**Exercise objective**. Scan the listing and work out how many lines contain the word "SRMTID". Nothing but the number should be given.

**Supplied material**.
----
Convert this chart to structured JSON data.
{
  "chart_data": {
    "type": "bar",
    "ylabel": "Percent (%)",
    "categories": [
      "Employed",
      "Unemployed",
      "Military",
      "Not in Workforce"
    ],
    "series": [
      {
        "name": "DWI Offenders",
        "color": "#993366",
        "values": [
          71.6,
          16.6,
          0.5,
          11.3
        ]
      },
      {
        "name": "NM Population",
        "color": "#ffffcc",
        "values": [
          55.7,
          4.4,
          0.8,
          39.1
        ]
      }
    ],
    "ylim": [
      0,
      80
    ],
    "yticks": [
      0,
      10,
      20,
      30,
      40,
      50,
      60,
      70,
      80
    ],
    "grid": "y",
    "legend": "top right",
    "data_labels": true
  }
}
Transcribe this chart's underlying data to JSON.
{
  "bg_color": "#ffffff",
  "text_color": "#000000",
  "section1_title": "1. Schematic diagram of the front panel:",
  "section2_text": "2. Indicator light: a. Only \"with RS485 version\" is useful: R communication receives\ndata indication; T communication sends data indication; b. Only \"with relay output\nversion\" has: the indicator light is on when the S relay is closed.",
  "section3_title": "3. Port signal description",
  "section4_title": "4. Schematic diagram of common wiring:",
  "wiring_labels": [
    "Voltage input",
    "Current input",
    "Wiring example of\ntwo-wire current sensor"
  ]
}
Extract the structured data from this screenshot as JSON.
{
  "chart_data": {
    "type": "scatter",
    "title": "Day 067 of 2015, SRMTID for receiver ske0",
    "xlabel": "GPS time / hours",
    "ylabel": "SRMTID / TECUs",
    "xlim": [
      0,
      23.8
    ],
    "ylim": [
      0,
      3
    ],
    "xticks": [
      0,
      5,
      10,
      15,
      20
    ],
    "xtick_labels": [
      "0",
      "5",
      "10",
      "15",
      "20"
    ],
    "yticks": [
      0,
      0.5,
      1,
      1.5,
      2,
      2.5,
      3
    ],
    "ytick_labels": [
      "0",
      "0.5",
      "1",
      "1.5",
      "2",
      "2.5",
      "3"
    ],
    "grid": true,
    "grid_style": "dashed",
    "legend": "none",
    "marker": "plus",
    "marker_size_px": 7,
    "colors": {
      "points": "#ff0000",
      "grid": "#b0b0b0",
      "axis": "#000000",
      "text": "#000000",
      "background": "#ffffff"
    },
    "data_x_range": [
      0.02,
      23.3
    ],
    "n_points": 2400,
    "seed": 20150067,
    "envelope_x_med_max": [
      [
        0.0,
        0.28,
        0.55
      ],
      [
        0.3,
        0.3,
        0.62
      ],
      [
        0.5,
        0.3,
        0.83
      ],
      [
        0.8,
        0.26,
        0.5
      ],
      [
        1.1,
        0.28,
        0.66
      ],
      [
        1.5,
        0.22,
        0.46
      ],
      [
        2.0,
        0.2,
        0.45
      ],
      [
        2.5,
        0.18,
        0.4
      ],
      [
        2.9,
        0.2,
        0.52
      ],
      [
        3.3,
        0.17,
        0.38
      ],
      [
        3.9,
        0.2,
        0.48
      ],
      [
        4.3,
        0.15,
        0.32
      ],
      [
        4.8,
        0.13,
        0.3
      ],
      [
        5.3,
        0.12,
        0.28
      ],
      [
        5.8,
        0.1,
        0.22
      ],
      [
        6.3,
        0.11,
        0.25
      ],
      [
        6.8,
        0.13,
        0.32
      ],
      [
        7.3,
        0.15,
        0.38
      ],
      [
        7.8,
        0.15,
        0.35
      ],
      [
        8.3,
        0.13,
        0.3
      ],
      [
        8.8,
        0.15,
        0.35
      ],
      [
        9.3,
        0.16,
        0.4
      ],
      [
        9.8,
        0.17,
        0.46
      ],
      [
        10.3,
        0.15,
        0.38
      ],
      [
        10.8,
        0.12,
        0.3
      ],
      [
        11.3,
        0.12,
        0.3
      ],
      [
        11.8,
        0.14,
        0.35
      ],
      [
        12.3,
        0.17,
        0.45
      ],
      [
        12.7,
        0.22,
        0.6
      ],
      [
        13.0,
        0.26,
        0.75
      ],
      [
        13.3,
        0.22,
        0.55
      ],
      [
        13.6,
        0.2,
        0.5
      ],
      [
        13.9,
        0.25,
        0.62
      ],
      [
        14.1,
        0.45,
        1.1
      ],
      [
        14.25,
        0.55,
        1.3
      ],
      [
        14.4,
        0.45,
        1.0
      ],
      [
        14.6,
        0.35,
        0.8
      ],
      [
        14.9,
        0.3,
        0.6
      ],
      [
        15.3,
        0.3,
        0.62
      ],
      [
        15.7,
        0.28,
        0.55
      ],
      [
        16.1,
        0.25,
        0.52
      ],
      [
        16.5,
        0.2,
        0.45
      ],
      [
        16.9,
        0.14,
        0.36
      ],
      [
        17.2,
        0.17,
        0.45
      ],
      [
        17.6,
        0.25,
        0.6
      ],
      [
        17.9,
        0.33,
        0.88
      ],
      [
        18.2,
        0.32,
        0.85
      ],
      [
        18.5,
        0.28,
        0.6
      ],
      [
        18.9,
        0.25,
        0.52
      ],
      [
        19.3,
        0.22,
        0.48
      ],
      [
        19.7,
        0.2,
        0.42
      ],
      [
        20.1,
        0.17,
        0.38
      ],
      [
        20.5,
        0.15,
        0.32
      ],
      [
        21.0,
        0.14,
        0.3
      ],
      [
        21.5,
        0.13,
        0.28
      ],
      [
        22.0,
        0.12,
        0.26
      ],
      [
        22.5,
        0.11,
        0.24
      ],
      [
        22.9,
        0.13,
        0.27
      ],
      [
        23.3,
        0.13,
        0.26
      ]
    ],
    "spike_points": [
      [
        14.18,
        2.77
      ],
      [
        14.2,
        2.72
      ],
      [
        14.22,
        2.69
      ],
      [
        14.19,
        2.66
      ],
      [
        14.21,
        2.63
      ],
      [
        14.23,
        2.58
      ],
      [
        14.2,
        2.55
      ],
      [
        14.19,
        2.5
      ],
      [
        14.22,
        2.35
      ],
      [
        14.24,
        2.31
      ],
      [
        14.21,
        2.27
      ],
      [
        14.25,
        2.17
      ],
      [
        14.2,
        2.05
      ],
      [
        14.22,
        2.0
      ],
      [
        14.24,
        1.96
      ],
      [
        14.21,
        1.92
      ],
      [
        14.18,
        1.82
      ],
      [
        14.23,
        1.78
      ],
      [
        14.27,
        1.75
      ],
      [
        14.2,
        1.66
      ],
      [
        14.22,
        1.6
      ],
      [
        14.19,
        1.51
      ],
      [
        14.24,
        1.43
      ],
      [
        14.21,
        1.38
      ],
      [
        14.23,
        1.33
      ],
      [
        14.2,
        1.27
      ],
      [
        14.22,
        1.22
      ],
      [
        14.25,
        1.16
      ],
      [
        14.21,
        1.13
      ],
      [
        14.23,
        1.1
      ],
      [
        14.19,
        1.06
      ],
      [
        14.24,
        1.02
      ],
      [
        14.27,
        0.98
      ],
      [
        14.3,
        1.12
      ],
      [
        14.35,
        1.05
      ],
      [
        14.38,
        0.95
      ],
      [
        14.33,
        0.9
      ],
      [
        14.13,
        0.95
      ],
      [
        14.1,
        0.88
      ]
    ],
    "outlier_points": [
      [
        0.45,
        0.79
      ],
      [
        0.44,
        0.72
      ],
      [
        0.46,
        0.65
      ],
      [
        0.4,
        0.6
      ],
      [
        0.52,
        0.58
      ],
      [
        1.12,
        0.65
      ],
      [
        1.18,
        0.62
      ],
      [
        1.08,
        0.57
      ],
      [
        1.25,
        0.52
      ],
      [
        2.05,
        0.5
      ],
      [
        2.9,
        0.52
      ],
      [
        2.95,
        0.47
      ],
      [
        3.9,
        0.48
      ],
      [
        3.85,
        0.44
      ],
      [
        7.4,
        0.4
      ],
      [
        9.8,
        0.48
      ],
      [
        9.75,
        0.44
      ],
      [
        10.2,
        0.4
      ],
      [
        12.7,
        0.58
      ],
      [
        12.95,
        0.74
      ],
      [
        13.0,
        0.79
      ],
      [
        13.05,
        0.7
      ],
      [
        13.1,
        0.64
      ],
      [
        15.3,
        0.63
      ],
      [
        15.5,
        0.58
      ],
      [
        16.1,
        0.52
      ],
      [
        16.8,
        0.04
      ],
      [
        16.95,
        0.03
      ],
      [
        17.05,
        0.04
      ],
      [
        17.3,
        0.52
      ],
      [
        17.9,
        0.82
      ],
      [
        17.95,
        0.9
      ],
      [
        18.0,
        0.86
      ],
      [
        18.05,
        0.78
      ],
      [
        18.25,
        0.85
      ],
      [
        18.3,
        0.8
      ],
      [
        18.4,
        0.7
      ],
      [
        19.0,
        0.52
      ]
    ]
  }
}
----
**Output below**. 2